[Records that describe figures]
'''

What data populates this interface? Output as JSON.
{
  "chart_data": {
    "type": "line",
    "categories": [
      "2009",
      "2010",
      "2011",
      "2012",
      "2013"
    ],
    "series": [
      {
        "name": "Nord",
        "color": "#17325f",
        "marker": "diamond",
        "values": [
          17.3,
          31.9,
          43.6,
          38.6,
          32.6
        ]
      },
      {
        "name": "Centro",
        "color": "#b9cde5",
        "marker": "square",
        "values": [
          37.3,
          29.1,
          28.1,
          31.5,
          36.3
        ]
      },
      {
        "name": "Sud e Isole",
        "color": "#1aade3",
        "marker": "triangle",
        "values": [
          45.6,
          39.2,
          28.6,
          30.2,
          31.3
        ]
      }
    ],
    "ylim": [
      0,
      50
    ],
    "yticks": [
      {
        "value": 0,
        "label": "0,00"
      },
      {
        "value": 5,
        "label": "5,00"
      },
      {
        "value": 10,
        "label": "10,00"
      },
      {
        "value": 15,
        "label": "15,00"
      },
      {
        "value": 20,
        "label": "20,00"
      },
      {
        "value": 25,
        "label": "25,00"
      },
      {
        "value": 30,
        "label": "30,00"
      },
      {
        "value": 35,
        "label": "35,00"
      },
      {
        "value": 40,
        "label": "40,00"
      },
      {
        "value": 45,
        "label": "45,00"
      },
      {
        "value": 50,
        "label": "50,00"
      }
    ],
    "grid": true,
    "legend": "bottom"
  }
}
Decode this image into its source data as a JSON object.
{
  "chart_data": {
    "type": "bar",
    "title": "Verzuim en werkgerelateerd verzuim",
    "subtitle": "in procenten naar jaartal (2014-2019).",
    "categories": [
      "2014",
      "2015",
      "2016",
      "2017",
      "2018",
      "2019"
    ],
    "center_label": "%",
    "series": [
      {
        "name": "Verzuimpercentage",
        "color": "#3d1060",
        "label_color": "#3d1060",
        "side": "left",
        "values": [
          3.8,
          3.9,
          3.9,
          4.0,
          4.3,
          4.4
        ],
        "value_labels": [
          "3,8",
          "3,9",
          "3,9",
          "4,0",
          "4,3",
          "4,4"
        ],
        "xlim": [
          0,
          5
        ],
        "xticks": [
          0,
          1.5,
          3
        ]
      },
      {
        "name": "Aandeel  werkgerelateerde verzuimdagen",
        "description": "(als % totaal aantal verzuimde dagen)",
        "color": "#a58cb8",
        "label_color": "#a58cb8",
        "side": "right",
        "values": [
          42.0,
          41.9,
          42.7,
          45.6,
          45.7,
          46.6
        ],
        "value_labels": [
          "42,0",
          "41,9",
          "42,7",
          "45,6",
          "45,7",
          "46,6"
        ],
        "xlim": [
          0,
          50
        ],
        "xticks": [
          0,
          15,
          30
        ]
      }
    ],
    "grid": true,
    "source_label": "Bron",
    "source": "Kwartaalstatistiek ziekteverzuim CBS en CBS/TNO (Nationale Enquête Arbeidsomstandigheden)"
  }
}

'''

■ What to work on:
Everything from the line containing "Decode this image" to the end of the data above should be quoted exactly, please, both ends included, and nothing outside that span.

■ Solved exercise:
Decode this image into its source data as a JSON object.
{
  "chart_data": {
    "type": "bar",
    "title": "Verzuim en werkgerelateerd verzuim",
    "subtitle": "in procenten naar jaartal (2014-2019).",
    "categories": [
      "2014",
      "2015",
      "2016",
      "2017",
      "2018",
      "2019"
    ],
    "center_label": "%",
    "series": [
      {
        "name": "Verzuimpercentage",
        "color": "#3d1060",
        "label_color": "#3d1060",
        "side": "left",
        "values": [
          3.8,
          3.9,
          3.9,
          4.0,
          4.3,
          4.4
        ],
        "value_labels": [
          "3,8",
          "3,9",
          "3,9",
          "4,0",
          "4,3",
          "4,4"
        ],
        "xlim": [
          0,
          5
        ],
        "xticks": [
          0,
          1.5,
          3
        ]
      },
      {
        "name": "Aandeel  werkgerelateerde verzuimdagen",
        "description": "(als % totaal aantal verzuimde dagen)",
        "color": "#a58cb8",
        "label_color": "#a58cb8",
        "side": "right",
        "values": [
          42.0,
          41.9,
          42.7,
          45.6,
          45.7,
          46.6
        ],
        "value_labels": [
          "42,0",
          "41,9",
          "42,7",
          "45,6",
          "45,7",
          "46,6"
        ],
        "xlim": [
          0,
          50
        ],
        "xticks": [
          0,
          15,
          30
        ]
      }
    ],
    "grid": true,
    "source_label": "Bron",
    "source": "Kwartaalstatistiek ziekteverzuim CBS en CBS/TNO (Nationale Enquête Arbeidsomstandigheden)"
  }
}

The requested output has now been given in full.